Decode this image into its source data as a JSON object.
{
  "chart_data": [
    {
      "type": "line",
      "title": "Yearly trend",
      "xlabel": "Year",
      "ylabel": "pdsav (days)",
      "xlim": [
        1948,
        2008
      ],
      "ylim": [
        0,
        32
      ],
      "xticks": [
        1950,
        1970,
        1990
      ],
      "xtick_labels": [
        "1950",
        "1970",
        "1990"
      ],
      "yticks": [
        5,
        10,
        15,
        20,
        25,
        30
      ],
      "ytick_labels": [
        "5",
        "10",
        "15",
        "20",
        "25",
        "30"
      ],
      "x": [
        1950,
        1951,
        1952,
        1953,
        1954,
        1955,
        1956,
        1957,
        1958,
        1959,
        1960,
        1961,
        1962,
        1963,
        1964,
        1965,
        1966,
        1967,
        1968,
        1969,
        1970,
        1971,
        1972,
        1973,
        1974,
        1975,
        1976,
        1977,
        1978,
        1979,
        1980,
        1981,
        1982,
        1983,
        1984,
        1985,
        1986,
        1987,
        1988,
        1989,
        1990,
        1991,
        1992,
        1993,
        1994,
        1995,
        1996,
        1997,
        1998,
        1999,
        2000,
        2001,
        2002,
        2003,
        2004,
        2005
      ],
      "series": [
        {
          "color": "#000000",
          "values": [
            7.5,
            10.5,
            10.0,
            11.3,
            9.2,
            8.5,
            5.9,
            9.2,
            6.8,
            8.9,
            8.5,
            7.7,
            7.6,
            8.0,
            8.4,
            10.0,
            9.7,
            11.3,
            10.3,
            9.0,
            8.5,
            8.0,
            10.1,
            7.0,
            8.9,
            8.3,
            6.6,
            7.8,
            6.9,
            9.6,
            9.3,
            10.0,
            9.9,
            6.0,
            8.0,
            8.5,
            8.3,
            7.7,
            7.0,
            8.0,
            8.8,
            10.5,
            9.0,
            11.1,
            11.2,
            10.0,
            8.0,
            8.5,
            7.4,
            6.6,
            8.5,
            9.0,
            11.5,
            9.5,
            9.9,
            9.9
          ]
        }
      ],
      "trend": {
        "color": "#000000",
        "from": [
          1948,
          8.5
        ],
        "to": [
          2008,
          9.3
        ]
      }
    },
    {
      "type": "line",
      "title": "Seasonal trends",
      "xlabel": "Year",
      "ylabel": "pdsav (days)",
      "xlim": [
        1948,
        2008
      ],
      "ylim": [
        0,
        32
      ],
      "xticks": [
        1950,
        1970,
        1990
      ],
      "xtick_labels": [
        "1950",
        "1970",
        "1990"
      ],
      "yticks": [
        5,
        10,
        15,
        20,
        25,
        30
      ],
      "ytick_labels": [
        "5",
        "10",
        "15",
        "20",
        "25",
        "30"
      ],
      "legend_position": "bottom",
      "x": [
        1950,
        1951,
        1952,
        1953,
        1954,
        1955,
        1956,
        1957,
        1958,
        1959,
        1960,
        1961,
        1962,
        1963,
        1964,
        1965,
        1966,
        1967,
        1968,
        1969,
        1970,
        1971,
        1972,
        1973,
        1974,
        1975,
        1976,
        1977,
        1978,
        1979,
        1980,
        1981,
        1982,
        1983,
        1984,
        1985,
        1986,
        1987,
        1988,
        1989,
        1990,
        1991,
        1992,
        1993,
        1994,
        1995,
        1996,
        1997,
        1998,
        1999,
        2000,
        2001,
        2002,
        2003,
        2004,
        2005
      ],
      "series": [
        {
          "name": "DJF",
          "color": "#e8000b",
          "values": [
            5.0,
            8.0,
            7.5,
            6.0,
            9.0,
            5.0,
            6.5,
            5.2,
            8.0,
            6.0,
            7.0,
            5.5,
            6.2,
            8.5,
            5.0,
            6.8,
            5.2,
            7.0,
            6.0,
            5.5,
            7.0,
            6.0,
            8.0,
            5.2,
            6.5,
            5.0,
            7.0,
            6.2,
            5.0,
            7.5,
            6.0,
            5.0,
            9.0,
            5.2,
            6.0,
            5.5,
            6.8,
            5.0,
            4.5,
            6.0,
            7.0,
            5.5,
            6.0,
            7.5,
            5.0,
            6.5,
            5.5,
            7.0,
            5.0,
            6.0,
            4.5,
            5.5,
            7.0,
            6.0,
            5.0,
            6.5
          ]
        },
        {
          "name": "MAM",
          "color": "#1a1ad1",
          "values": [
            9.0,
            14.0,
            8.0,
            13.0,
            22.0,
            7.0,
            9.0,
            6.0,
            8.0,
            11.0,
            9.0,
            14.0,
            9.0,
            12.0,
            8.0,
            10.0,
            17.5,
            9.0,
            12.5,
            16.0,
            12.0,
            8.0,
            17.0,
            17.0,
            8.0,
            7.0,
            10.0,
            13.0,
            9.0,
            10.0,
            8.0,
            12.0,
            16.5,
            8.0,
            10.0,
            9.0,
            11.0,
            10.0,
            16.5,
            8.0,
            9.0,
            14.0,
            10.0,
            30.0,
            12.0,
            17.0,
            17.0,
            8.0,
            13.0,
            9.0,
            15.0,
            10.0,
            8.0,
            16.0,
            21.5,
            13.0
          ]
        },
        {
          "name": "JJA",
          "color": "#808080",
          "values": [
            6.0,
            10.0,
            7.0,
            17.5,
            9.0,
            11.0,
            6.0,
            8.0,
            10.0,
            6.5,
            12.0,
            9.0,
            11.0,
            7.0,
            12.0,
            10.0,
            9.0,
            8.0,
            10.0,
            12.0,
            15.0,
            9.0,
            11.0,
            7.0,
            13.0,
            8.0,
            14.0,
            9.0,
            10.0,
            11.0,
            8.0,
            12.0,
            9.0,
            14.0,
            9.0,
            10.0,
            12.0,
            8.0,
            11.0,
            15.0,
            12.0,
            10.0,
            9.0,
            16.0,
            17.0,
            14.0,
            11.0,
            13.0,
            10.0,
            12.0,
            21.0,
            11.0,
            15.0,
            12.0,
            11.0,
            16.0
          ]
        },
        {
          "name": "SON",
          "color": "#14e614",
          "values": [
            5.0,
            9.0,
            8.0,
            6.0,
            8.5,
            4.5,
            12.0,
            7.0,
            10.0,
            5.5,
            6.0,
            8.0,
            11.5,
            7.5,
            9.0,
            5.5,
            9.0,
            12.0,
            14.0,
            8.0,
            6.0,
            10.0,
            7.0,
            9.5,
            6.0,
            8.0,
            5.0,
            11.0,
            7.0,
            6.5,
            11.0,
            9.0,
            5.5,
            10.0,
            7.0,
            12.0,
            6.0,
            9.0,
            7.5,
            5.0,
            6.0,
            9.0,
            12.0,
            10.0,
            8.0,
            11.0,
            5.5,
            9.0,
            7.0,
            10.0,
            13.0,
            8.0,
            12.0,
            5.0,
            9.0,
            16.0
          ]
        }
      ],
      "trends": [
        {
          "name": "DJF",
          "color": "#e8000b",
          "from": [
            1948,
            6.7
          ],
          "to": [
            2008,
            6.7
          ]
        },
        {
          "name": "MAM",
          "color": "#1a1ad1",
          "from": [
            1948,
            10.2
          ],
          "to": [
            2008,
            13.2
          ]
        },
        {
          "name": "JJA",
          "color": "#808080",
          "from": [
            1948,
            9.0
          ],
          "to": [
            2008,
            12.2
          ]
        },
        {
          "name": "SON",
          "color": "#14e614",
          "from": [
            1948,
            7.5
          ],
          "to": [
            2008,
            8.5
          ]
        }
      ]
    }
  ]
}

* _Requirements_
Print all the data exactly.

* _Task solution_
Decode this image into its source data as a JSON object.
{
  "chart_data": [
    {
      "type": "line",
      "title": "Yearly trend",
      "xlabel": "Year",
      "ylabel": "pdsav (days)",
      "xlim": [
        1948,
        2008
      ],
      "ylim": [
        0,
        32
      ],
      "xticks": [
        1950,
        1970,
        1990
      ],
      "xtick_labels": [
        "1950",
        "1970",
        "1990"
      ],
      "yticks": [
        5,
        10,
        15,
        20,
        25,
        30
      ],
      "ytick_labels": [
        "5",
        "10",
        "15",
        "20",
        "25",
        "30"
      ],
      "x": [
        1950,
        1951,
        1952,
        1953,
        1954,
        1955,
        1956,
        1957,
        1958,
        1959,
        1960,
        1961,
        1962,
        1963,
        1964,
        1965,
        1966,
        1967,
        1968,
        1969,
        1970,
        1971,
        1972,
        1973,
        1974,
        1975,
        1976,
        1977,
        1978,
        1979,
        1980,
        1981,
        1982,
        1983,
        1984,
        1985,
        1986,
        1987,
        1988,
        1989,
        1990,
        1991,
        1992,
        1993,
        1994,
        1995,
        1996,
        1997,
        1998,
        1999,
        2000,
        2001,
        2002,
        2003,
        2004,
        2005
      ],
      "series": [
        {
          "color": "#000000",
          "values": [
            7.5,
            10.5,
            10.0,
            11.3,
            9.2,
            8.5,
            5.9,
            9.2,
            6.8,
            8.9,
            8.5,
            7.7,
            7.6,
            8.0,
            8.4,
            10.0,
            9.7,
            11.3,
            10.3,
            9.0,
            8.5,
            8.0,
            10.1,
            7.0,
            8.9,
            8.3,
            6.6,
            7.8,
            6.9,
            9.6,
            9.3,
            10.0,
            9.9,
            6.0,
            8.0,
            8.5,
            8.3,
            7.7,
            7.0,
            8.0,
            8.8,
            10.5,
            9.0,
            11.1,
            11.2,
            10.0,
            8.0,
            8.5,
            7.4,
            6.6,
            8.5,
            9.0,
            11.5,
            9.5,
            9.9,
            9.9
          ]
        }
      ],
      "trend": {
        "color": "#000000",
        "from": [
          1948,
          8.5
        ],
        "to": [
          2008,
          9.3
        ]
      }
    },
    {
      "type": "line",
      "title": "Seasonal trends",
      "xlabel": "Year",
      "ylabel": "pdsav (days)",
      "xlim": [
        1948,
        2008
      ],
      "ylim": [
        0,
        32
      ],
      "xticks": [
        1950,
        1970,
        1990
      ],
      "xtick_labels": [
        "1950",
        "1970",
        "1990"
      ],
      "yticks": [
        5,
        10,
        15,
        20,
        25,
        30
      ],
      "ytick_labels": [
        "5",
        "10",
        "15",
        "20",
        "25",
        "30"
      ],
      "legend_position": "bottom",
      "x": [
        1950,
        1951,
        1952,
        1953,
        1954,
        1955,
        1956,
        1957,
        1958,
        1959,
        1960,
        1961,
        1962,
        1963,
        1964,
        1965,
        1966,
        1967,
        1968,
        1969,
        1970,
        1971,
        1972,
        1973,
        1974,
        1975,
        1976,
        1977,
        1978,
        1979,
        1980,
        1981,
        1982,
        1983,
        1984,
        1985,
        1986,
        1987,
        1988,
        1989,
        1990,
        1991,
        1992,
        1993,
        1994,
        1995,
        1996,
        1997,
        1998,
        1999,
        2000,
        2001,
        2002,
        2003,
        2004,
        2005
      ],
      "series": [
        {
          "name": "DJF",
          "color": "#e8000b",
          "values": [
            5.0,
            8.0,
            7.5,
            6.0,
            9.0,
            5.0,
            6.5,
            5.2,
            8.0,
            6.0,
            7.0,
            5.5,
            6.2,
            8.5,
            5.0,
            6.8,
            5.2,
            7.0,
            6.0,
            5.5,
            7.0,
            6.0,
            8.0,
            5.2,
            6.5,
            5.0,
            7.0,
            6.2,
            5.0,
            7.5,
            6.0,
            5.0,
            9.0,
            5.2,
            6.0,
            5.5,
            6.8,
            5.0,
            4.5,
            6.0,
            7.0,
            5.5,
            6.0,
            7.5,
            5.0,
            6.5,
            5.5,
            7.0,
            5.0,
            6.0,
            4.5,
            5.5,
            7.0,
            6.0,
            5.0,
            6.5
          ]
        },
        {
          "name": "MAM",
          "color": "#1a1ad1",
          "values": [
            9.0,
            14.0,
            8.0,
            13.0,
            22.0,
            7.0,
            9.0,
            6.0,
            8.0,
            11.0,
            9.0,
            14.0,
            9.0,
            12.0,
            8.0,
            10.0,
            17.5,
            9.0,
            12.5,
            16.0,
            12.0,
            8.0,
            17.0,
            17.0,
            8.0,
            7.0,
            10.0,
            13.0,
            9.0,
            10.0,
            8.0,
            12.0,
            16.5,
            8.0,
            10.0,
            9.0,
            11.0,
            10.0,
            16.5,
            8.0,
            9.0,
            14.0,
            10.0,
            30.0,
            12.0,
            17.0,
            17.0,
            8.0,
            13.0,
            9.0,
            15.0,
            10.0,
            8.0,
            16.0,
            21.5,
            13.0
          ]
        },
        {
          "name": "JJA",
          "color": "#808080",
          "values": [
            6.0,
            10.0,
            7.0,
            17.5,
            9.0,
            11.0,
            6.0,
            8.0,
            10.0,
            6.5,
            12.0,
            9.0,
            11.0,
            7.0,
            12.0,
            10.0,
            9.0,
            8.0,
            10.0,
            12.0,
            15.0,
            9.0,
            11.0,
            7.0,
            13.0,
            8.0,
            14.0,
            9.0,
            10.0,
            11.0,
            8.0,
            12.0,
            9.0,
            14.0,
            9.0,
            10.0,
            12.0,
            8.0,
            11.0,
            15.0,
            12.0,
            10.0,
            9.0,
            16.0,
            17.0,
            14.0,
            11.0,
            13.0,
            10.0,
            12.0,
            21.0,
            11.0,
            15.0,
            12.0,
            11.0,
            16.0
          ]
        },
        {
          "name": "SON",
          "color": "#14e614",
          "values": [
            5.0,
            9.0,
            8.0,
            6.0,
            8.5,
            4.5,
            12.0,
            7.0,
            10.0,
            5.5,
            6.0,
            8.0,
            11.5,
            7.5,
            9.0,
            5.5,
            9.0,
            12.0,
            14.0,
            8.0,
            6.0,
            10.0,
            7.0,
            9.5,
            6.0,
            8.0,
            5.0,
            11.0,
            7.0,
            6.5,
            11.0,
            9.0,
            5.5,
            10.0,
            7.0,
            12.0,
            6.0,
            9.0,
            7.5,
            5.0,
            6.0,
            9.0,
            12.0,
            10.0,
            8.0,
            11.0,
            5.5,
            9.0,
            7.0,
            10.0,
            13.0,
            8.0,
            12.0,
            5.0,
            9.0,
            16.0
          ]
        }
      ],
      "trends": [
        {
          "name": "DJF",
          "color": "#e8000b",
          "from": [
            1948,
            6.7
          ],
          "to": [
            2008,
            6.7
          ]
        },
        {
          "name": "MAM",
          "color": "#1a1ad1",
          "from": [
            1948,
            10.2
          ],
          "to": [
            2008,
            13.2
          ]
        },
        {
          "name": "JJA",
          "color": "#808080",
          "from": [
            1948,
            9.0
          ],
          "to": [
            2008,
            12.2
          ]
        },
        {
          "name": "SON",
          "color": "#14e614",
          "from": [
            1948,
            7.5
          ],
          "to": [
            2008,
            8.5
          ]
        }
      ]
    }
  ]
}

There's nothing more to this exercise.